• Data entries

::::

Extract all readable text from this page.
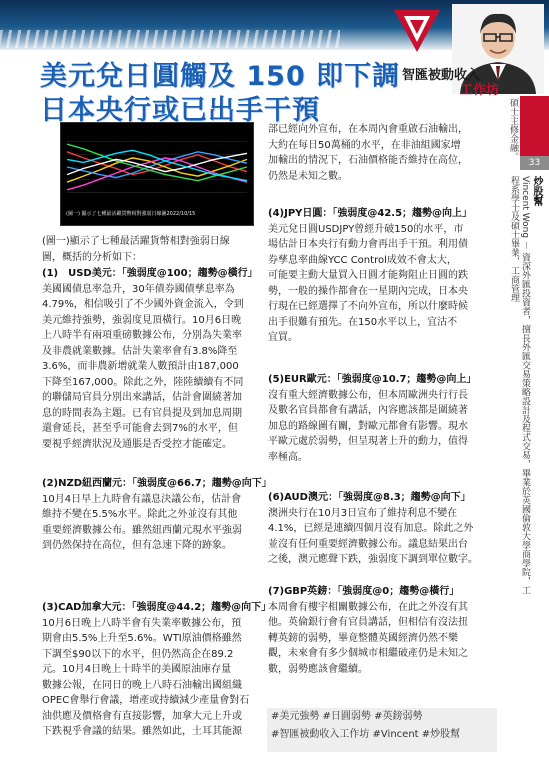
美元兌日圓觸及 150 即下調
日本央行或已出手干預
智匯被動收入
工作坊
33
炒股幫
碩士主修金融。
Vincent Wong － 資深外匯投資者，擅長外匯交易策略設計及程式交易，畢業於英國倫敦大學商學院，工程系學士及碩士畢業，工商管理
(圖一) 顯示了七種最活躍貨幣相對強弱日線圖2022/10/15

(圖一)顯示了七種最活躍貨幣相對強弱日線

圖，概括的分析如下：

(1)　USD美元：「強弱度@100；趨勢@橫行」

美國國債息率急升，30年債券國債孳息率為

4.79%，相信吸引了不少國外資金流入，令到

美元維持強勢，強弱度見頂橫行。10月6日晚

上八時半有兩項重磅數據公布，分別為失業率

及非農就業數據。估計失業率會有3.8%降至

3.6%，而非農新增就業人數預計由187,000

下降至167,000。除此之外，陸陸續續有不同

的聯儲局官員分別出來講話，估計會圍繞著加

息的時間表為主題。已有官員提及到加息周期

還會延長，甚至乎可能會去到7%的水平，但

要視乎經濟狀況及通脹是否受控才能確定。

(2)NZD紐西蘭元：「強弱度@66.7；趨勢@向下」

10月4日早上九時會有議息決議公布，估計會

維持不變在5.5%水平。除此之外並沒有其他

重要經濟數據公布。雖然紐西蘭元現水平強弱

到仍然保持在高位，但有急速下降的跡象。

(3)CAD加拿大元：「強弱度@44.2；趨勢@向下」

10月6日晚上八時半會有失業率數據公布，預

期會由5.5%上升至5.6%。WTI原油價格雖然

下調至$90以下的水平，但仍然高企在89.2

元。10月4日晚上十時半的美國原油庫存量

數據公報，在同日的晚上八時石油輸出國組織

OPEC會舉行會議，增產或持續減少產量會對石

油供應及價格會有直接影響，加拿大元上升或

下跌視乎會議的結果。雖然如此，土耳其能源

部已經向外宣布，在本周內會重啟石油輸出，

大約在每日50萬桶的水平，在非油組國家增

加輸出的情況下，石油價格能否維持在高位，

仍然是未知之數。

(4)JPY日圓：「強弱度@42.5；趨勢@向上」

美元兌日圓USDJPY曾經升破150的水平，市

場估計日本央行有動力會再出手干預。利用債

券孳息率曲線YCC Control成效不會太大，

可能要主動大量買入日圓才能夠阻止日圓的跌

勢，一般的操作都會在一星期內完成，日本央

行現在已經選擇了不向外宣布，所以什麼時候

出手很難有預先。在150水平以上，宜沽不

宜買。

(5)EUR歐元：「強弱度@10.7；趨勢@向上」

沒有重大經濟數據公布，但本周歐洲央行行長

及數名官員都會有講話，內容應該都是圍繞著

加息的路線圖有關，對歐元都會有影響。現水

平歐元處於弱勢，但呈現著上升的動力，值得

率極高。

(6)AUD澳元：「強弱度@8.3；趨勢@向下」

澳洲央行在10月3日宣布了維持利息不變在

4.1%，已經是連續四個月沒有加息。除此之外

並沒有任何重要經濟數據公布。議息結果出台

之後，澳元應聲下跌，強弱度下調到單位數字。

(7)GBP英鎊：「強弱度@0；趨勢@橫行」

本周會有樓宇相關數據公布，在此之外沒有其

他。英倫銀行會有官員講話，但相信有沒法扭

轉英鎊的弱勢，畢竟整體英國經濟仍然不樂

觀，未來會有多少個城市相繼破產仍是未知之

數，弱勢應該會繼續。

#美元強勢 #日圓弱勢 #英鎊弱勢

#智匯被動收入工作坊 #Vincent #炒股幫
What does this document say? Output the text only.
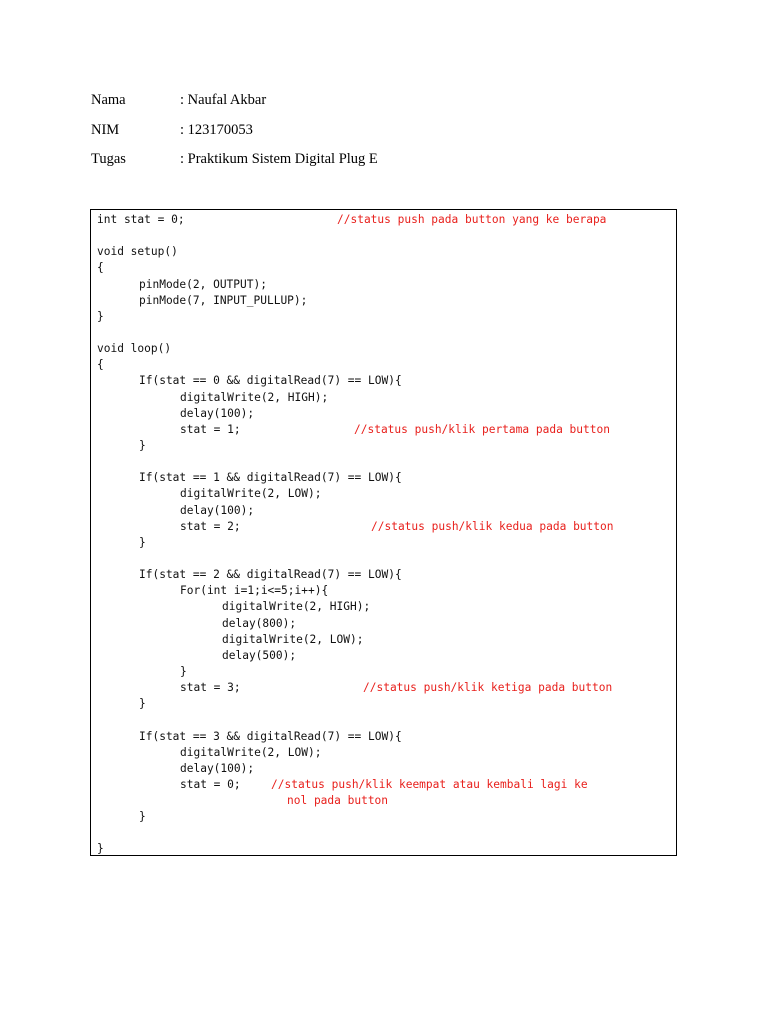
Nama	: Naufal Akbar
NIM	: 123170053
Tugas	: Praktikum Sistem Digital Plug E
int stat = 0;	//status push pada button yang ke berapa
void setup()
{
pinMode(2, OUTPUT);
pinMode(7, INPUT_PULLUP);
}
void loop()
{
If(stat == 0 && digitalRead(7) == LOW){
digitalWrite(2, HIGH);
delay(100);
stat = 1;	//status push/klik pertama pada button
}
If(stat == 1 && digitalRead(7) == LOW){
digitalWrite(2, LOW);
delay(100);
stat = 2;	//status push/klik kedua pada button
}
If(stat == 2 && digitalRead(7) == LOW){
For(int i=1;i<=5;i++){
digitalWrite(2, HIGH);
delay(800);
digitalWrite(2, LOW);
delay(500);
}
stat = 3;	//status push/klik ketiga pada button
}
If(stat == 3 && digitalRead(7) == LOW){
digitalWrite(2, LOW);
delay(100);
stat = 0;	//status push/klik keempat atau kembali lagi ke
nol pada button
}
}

::::

Except for the pictures, copy every line of the records above exactly.

• ANSWER TO THE EXERCISE
Extract all readable text from this page.
美元兌日圓觸及 150 即下調
日本央行或已出手干預
智匯被動收入
工作坊
33
炒股幫
碩士主修金融。
Vincent Wong － 資深外匯投資者，擅長外匯交易策略設計及程式交易，畢業於英國倫敦大學商學院，工程系學士及碩士畢業，工商管理
(圖一) 顯示了七種最活躍貨幣相對強弱日線圖2022/10/15

(圖一)顯示了七種最活躍貨幣相對強弱日線

圖，概括的分析如下：

(1)　USD美元：「強弱度@100；趨勢@橫行」

美國國債息率急升，30年債券國債孳息率為

4.79%，相信吸引了不少國外資金流入，令到

美元維持強勢，強弱度見頂橫行。10月6日晚

上八時半有兩項重磅數據公布，分別為失業率

及非農就業數據。估計失業率會有3.8%降至

3.6%，而非農新增就業人數預計由187,000

下降至167,000。除此之外，陸陸續續有不同

的聯儲局官員分別出來講話，估計會圍繞著加

息的時間表為主題。已有官員提及到加息周期

還會延長，甚至乎可能會去到7%的水平，但

要視乎經濟狀況及通脹是否受控才能確定。

(2)NZD紐西蘭元：「強弱度@66.7；趨勢@向下」

10月4日早上九時會有議息決議公布，估計會

維持不變在5.5%水平。除此之外並沒有其他

重要經濟數據公布。雖然紐西蘭元現水平強弱

到仍然保持在高位，但有急速下降的跡象。

(3)CAD加拿大元：「強弱度@44.2；趨勢@向下」

10月6日晚上八時半會有失業率數據公布，預

期會由5.5%上升至5.6%。WTI原油價格雖然

下調至$90以下的水平，但仍然高企在89.2

元。10月4日晚上十時半的美國原油庫存量

數據公報，在同日的晚上八時石油輸出國組織

OPEC會舉行會議，增產或持續減少產量會對石

油供應及價格會有直接影響，加拿大元上升或

下跌視乎會議的結果。雖然如此，土耳其能源

部已經向外宣布，在本周內會重啟石油輸出，

大約在每日50萬桶的水平，在非油組國家增

加輸出的情況下，石油價格能否維持在高位，

仍然是未知之數。

(4)JPY日圓：「強弱度@42.5；趨勢@向上」

美元兌日圓USDJPY曾經升破150的水平，市

場估計日本央行有動力會再出手干預。利用債

券孳息率曲線YCC Control成效不會太大，

可能要主動大量買入日圓才能夠阻止日圓的跌

勢，一般的操作都會在一星期內完成，日本央

行現在已經選擇了不向外宣布，所以什麼時候

出手很難有預先。在150水平以上，宜沽不

宜買。

(5)EUR歐元：「強弱度@10.7；趨勢@向上」

沒有重大經濟數據公布，但本周歐洲央行行長

及數名官員都會有講話，內容應該都是圍繞著

加息的路線圖有關，對歐元都會有影響。現水

平歐元處於弱勢，但呈現著上升的動力，值得

率極高。

(6)AUD澳元：「強弱度@8.3；趨勢@向下」

澳洲央行在10月3日宣布了維持利息不變在

4.1%，已經是連續四個月沒有加息。除此之外

並沒有任何重要經濟數據公布。議息結果出台

之後，澳元應聲下跌，強弱度下調到單位數字。

(7)GBP英鎊：「強弱度@0；趨勢@橫行」

本周會有樓宇相關數據公布，在此之外沒有其

他。英倫銀行會有官員講話，但相信有沒法扭

轉英鎊的弱勢，畢竟整體英國經濟仍然不樂

觀，未來會有多少個城市相繼破產仍是未知之

數，弱勢應該會繼續。

#美元強勢 #日圓弱勢 #英鎊弱勢

#智匯被動收入工作坊 #Vincent #炒股幫
What does this document say? Output the text only.
Nama	: Naufal Akbar
NIM	: 123170053
Tugas	: Praktikum Sistem Digital Plug E
int stat = 0;	//status push pada button yang ke berapa
void setup()
{
pinMode(2, OUTPUT);
pinMode(7, INPUT_PULLUP);
}
void loop()
{
If(stat == 0 && digitalRead(7) == LOW){
digitalWrite(2, HIGH);
delay(100);
stat = 1;	//status push/klik pertama pada button
}
If(stat == 1 && digitalRead(7) == LOW){
digitalWrite(2, LOW);
delay(100);
stat = 2;	//status push/klik kedua pada button
}
If(stat == 2 && digitalRead(7) == LOW){
For(int i=1;i<=5;i++){
digitalWrite(2, HIGH);
delay(800);
digitalWrite(2, LOW);
delay(500);
}
stat = 3;	//status push/klik ketiga pada button
}
If(stat == 3 && digitalRead(7) == LOW){
digitalWrite(2, LOW);
delay(100);
stat = 0;	//status push/klik keempat atau kembali lagi ke
nol pada button
}
}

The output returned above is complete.